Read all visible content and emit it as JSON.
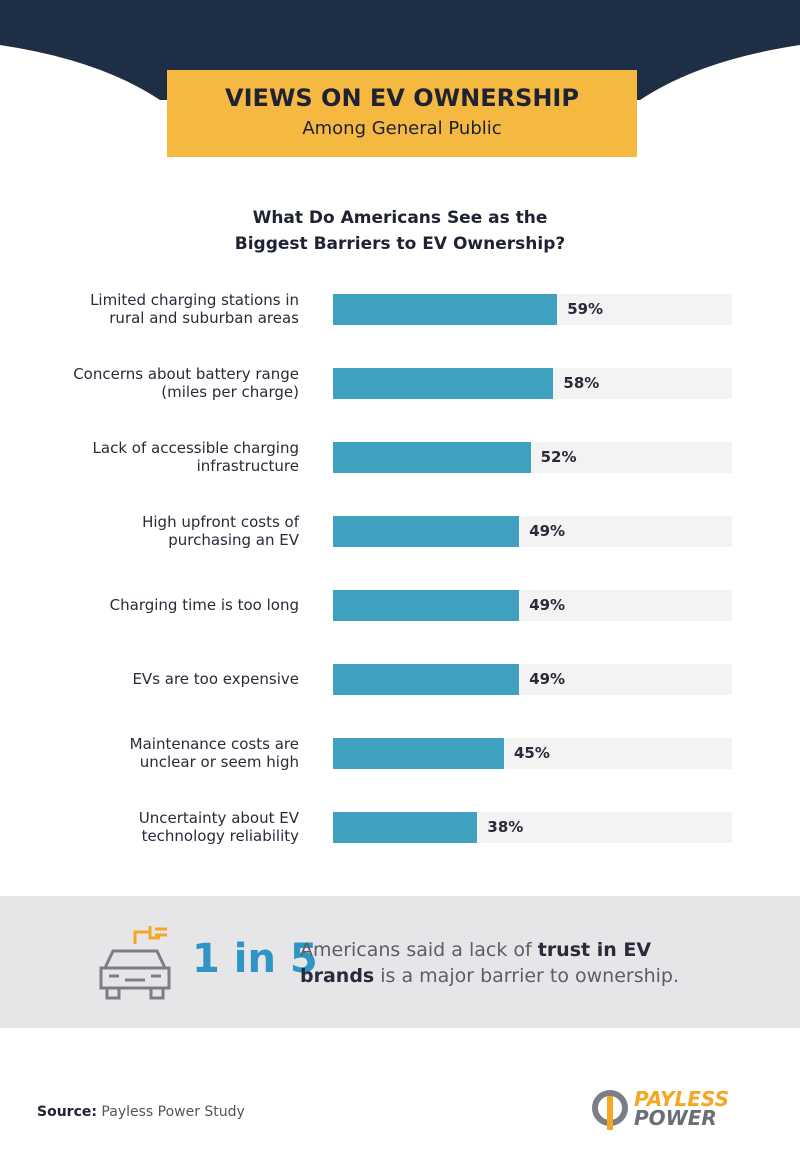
{
  "header": {
    "title": "VIEWS ON EV OWNERSHIP",
    "subtitle": "Among General Public"
  },
  "chart_data": {
    "type": "bar",
    "orientation": "horizontal",
    "title": "What Do Americans See as the Biggest Barriers to EV Ownership?",
    "categories": [
      "Limited charging stations in rural and suburban areas",
      "Concerns about battery range (miles per charge)",
      "Lack of accessible charging infrastructure",
      "High upfront costs of purchasing an EV",
      "Charging time is too long",
      "EVs are too expensive",
      "Maintenance costs are unclear or seem high",
      "Uncertainty about EV technology reliability"
    ],
    "values": [
      59,
      58,
      52,
      49,
      49,
      49,
      45,
      38
    ],
    "value_labels": [
      "59%",
      "58%",
      "52%",
      "49%",
      "49%",
      "49%",
      "45%",
      "38%"
    ],
    "color": "#3fa0c0",
    "track_color": "#f3f3f3",
    "xlim": [
      0,
      105
    ]
  },
  "callout": {
    "highlight": "1 in 5",
    "text": [
      "Americans said a lack of ",
      "trust in EV brands",
      " is a major barrier to ownership."
    ]
  },
  "footer": {
    "source_label": "Source:",
    "source": "Payless Power Study",
    "logo": [
      "PAYLESS",
      "POWER"
    ]
  }
}
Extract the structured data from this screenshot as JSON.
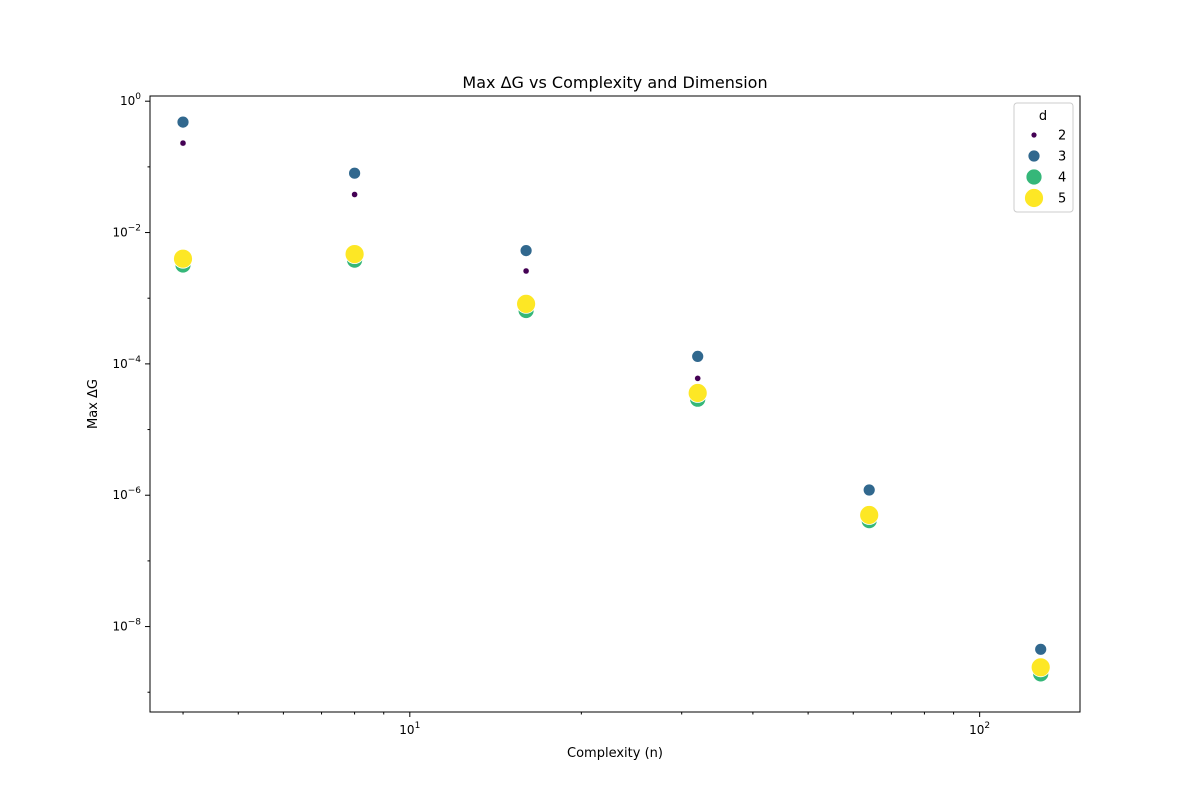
{
  "chart_data": {
    "type": "scatter",
    "title": "Max ΔG vs Complexity and Dimension",
    "xlabel": "Complexity (n)",
    "ylabel": "Max ΔG",
    "x_scale": "log",
    "y_scale": "log",
    "xlim": [
      3.5,
      150
    ],
    "ylim": [
      5e-10,
      1.2
    ],
    "grid": false,
    "x_ticks": [
      {
        "value": 10,
        "base": "10",
        "exp": "1"
      },
      {
        "value": 100,
        "base": "10",
        "exp": "2"
      }
    ],
    "y_ticks": [
      {
        "value": 1,
        "base": "10",
        "exp": "0"
      },
      {
        "value": 0.01,
        "base": "10",
        "exp": "−2"
      },
      {
        "value": 0.0001,
        "base": "10",
        "exp": "−4"
      },
      {
        "value": 1e-06,
        "base": "10",
        "exp": "−6"
      },
      {
        "value": 1e-08,
        "base": "10",
        "exp": "−8"
      }
    ],
    "legend": {
      "title": "d",
      "placement": "top-right",
      "entries": [
        "2",
        "3",
        "4",
        "5"
      ]
    },
    "series": [
      {
        "name": "2",
        "color": "#440154",
        "x": [
          4,
          8,
          16,
          32
        ],
        "y": [
          0.23,
          0.038,
          0.0026,
          6e-05
        ]
      },
      {
        "name": "3",
        "color": "#31688e",
        "x": [
          4,
          8,
          16,
          32,
          64,
          128
        ],
        "y": [
          0.48,
          0.08,
          0.0053,
          0.00013,
          1.2e-06,
          4.5e-09
        ]
      },
      {
        "name": "4",
        "color": "#35b779",
        "x": [
          4,
          8,
          16,
          32,
          64,
          128
        ],
        "y": [
          0.0032,
          0.0038,
          0.00065,
          2.9e-05,
          4.1e-07,
          1.9e-09
        ]
      },
      {
        "name": "5",
        "color": "#fde725",
        "x": [
          4,
          8,
          16,
          32,
          64,
          128
        ],
        "y": [
          0.004,
          0.0047,
          0.00082,
          3.6e-05,
          5e-07,
          2.4e-09
        ]
      }
    ]
  }
}
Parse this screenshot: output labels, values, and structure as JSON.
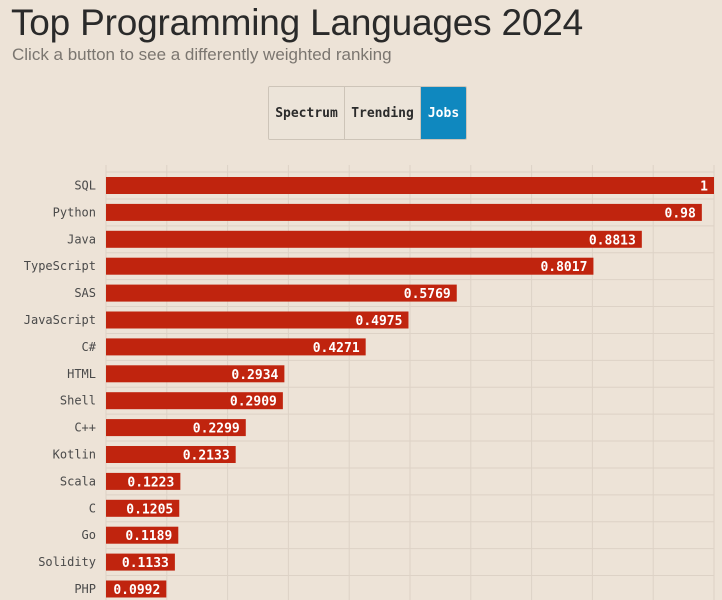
{
  "header": {
    "title": "Top Programming Languages 2024",
    "subtitle": "Click a button to see a differently weighted ranking"
  },
  "toggle": {
    "buttons": [
      {
        "label": "Spectrum",
        "active": false
      },
      {
        "label": "Trending",
        "active": false
      },
      {
        "label": "Jobs",
        "active": true
      }
    ],
    "active_color": "#0f88bf"
  },
  "chart_data": {
    "type": "bar",
    "orientation": "horizontal",
    "categories": [
      "SQL",
      "Python",
      "Java",
      "TypeScript",
      "SAS",
      "JavaScript",
      "C#",
      "HTML",
      "Shell",
      "C++",
      "Kotlin",
      "Scala",
      "C",
      "Go",
      "Solidity",
      "PHP"
    ],
    "values": [
      1,
      0.98,
      0.8813,
      0.8017,
      0.5769,
      0.4975,
      0.4271,
      0.2934,
      0.2909,
      0.2299,
      0.2133,
      0.1223,
      0.1205,
      0.1189,
      0.1133,
      0.0992
    ],
    "value_labels": [
      "1",
      "0.98",
      "0.8813",
      "0.8017",
      "0.5769",
      "0.4975",
      "0.4271",
      "0.2934",
      "0.2909",
      "0.2299",
      "0.2133",
      "0.1223",
      "0.1205",
      "0.1189",
      "0.1133",
      "0.0992"
    ],
    "xlim": [
      0,
      1
    ],
    "grid": true,
    "bar_color": "#c0240e",
    "grid_color": "#ddd2c6"
  }
}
#####
Make a list of all lines in the data that contain "screenshot".

RESULT OF THE TASK>
Extract the structured data from this screenshot as JSON.
Parse this screenshot: output labels, values, and structure as JSON.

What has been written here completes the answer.